**Document**
+ + +

Today I visited Fort Edmonton Park, a living-history museum with areas re-creating four eras in local history: the Hudson’s Bay Company trading fort of 1846, the pre-railway settlement of 1885, the boomtown of 1905, and the more modern city of 1920. I really enjoy pioneer villages and other living-history sites, and this is a good one. (One website claims it as the largest in Canada, but I think Fortress of Louisbourg is probably still bigger.)

On this hot sunny day, I didn’t try to see all of it in my first visit. I didn’t go to the Fort at all, and I just visited a few buildings on the 1920 street.  I focused on the two eras in between.

Among the things that I noticed or thought about while I was there were the following.

  • Almost all the white settlers and residents commemorated by name were born in Ontario, not in England or elsewhere in the British Isles or Europe.
  • So all this settlement, railway access, and development happened generations later than it did in the places I’d lived before this.
  • It’s neat to see historical re-creation of relatively recent eras. My dad was born in the 1920s and lived in a city, and my mum was born in the 1930s but spent much of her childhood in a poor rural northwestern Ontario settlement, so much of what’s shown would be familiar to them.
  • Heck, some of it is familiar to me, because of how we lived at Kareen, the cottage which was built in the early 20th century and never changed much after that. I remember the costumed interpreter at some site in Nova Scotia talking down to 12yo Ann asking if she could guess what something was. “Oh, that’s just a washboard and washtub. My dad uses one of those every week,” she said. I feel really lucky that we got to use those artifacts, not as a museum stunt but as our ordinary life – the toaster that you had to watch and flip by hand, the manual water pump, the Quebec heater – just as my mum got to experience the one-room-schoolhouse for a few months when they had nowhere to live in the city.
  • But I bet that in my lifetime, there will be museum representations of how people lived in suburbs in the 1960s. In the Museum of Science and Tech. in Ottawa there is/was a little display of “modern” kitchens of the 1950s and 1960s.
  • I wonder if I should suggest to the siblings to keep an eye out for potential museum donations in the cottage shed.
  • It’s also interesting to look at household artifacts during this time of handing down china and furniture from our parents and grandparents. In one cozy single-room 1885 house, the costumed interpreter pointed to what I’d call a china cabinet or hutch, saying that the dishes in there weren’t the residents’ “good china”, but would be all their dishes, used for every meal. Our grandparents and parents had china cabinets of good china, teacups, fine glassware, and curious, but only used it on special occasions, and now we’re inheriting it all, probably with even less inclination to use it. Our bone china cups and saucers look very like those on display in the 1905 bazaar. I want to try to use everything I inherited, and I wish I knew more of its provenance.

+ + +

**Complete the following**
1) From the Fort Edmonton Park post, quote the part that opens with the words containing "Today I visited" and closes with "eras in between.".
2) Answer these questions using the Fort Edmonton Park post:
(a) Which four years do the park's areas re-create?
(b) Where were almost all the white settlers and residents commemorated by name born?
(c) In the single-room 1885 house, what did the costumed interpreter say the dishes in the cabinet were?
3) Sum up the Fort Edmonton Park post in two sentences.

**Data lines**

+ + +

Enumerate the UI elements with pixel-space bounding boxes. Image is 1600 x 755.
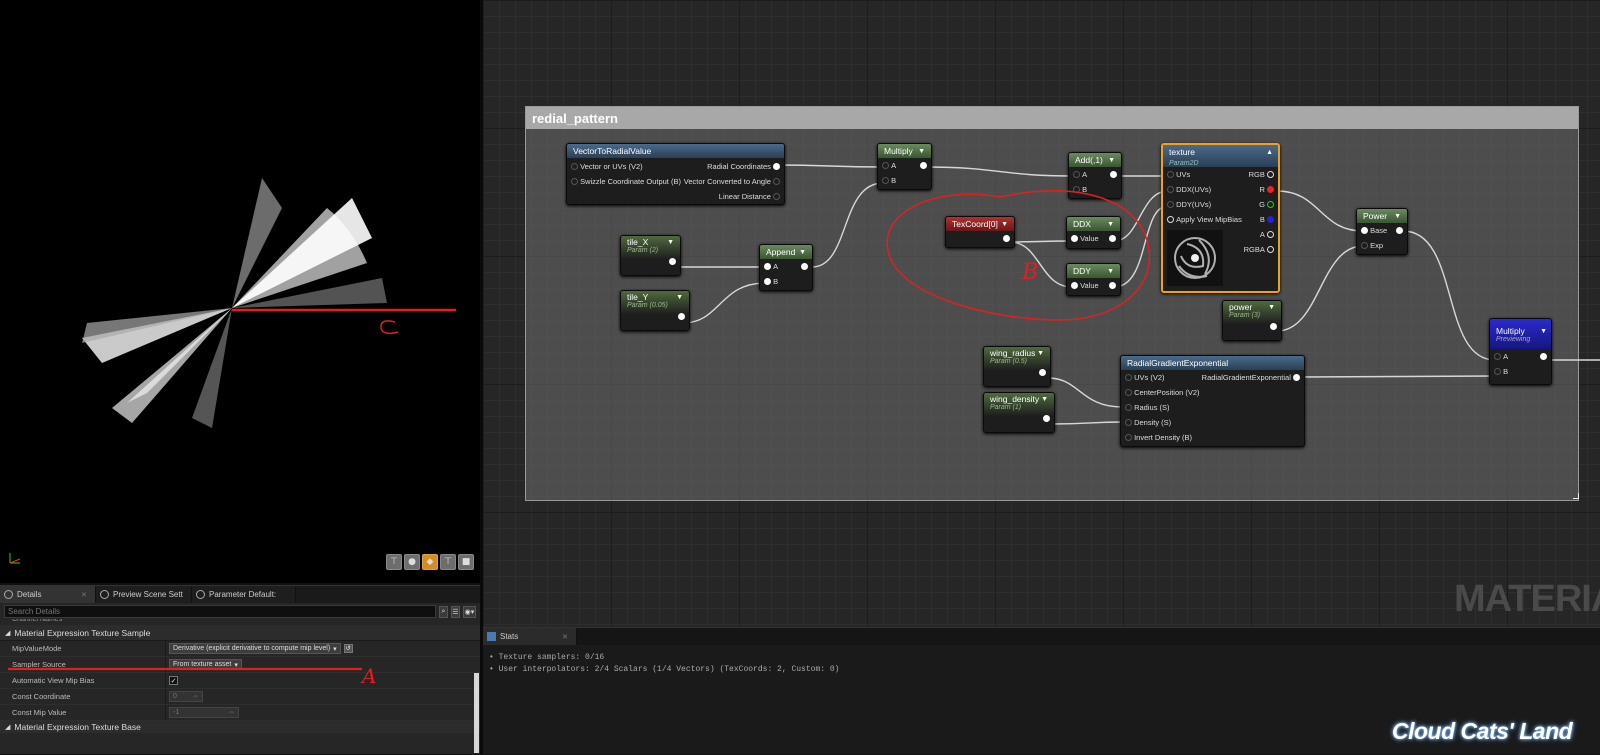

+ + +

**Full answers**
1)
Today I visited Fort Edmonton Park, a living-history museum with areas re-creating four eras in local history: the Hudson’s Bay Company trading fort of 1846, the pre-railway settlement of 1885, the boomtown of 1905, and the more modern city of 1920. I really enjoy pioneer villages and other living-history sites, and this is a good one. (One website claims it as the largest in Canada, but I think Fortress of Louisbourg is probably still bigger.)

On this hot sunny day, I didn’t try to see all of it in my first visit. I didn’t go to the Fort at all, and I just visited a few buildings on the 1920 street.  I focused on the two eras in between.

2)
(a) 1846, 1885, 1905 and 1920.
(b) Ontario.
(c) They weren't the residents' "good china" but all their dishes, used for every meal.

3) On a hot day, the writer visited Fort Edmonton Park, a living-history museum re-creating four eras of local history, and focused mostly on the two middle eras. Much of what was shown felt familiar from life at the family cottage, Kareen, and the household items on display led the writer to think about the good china being handed down and to resolve to use everything inherited.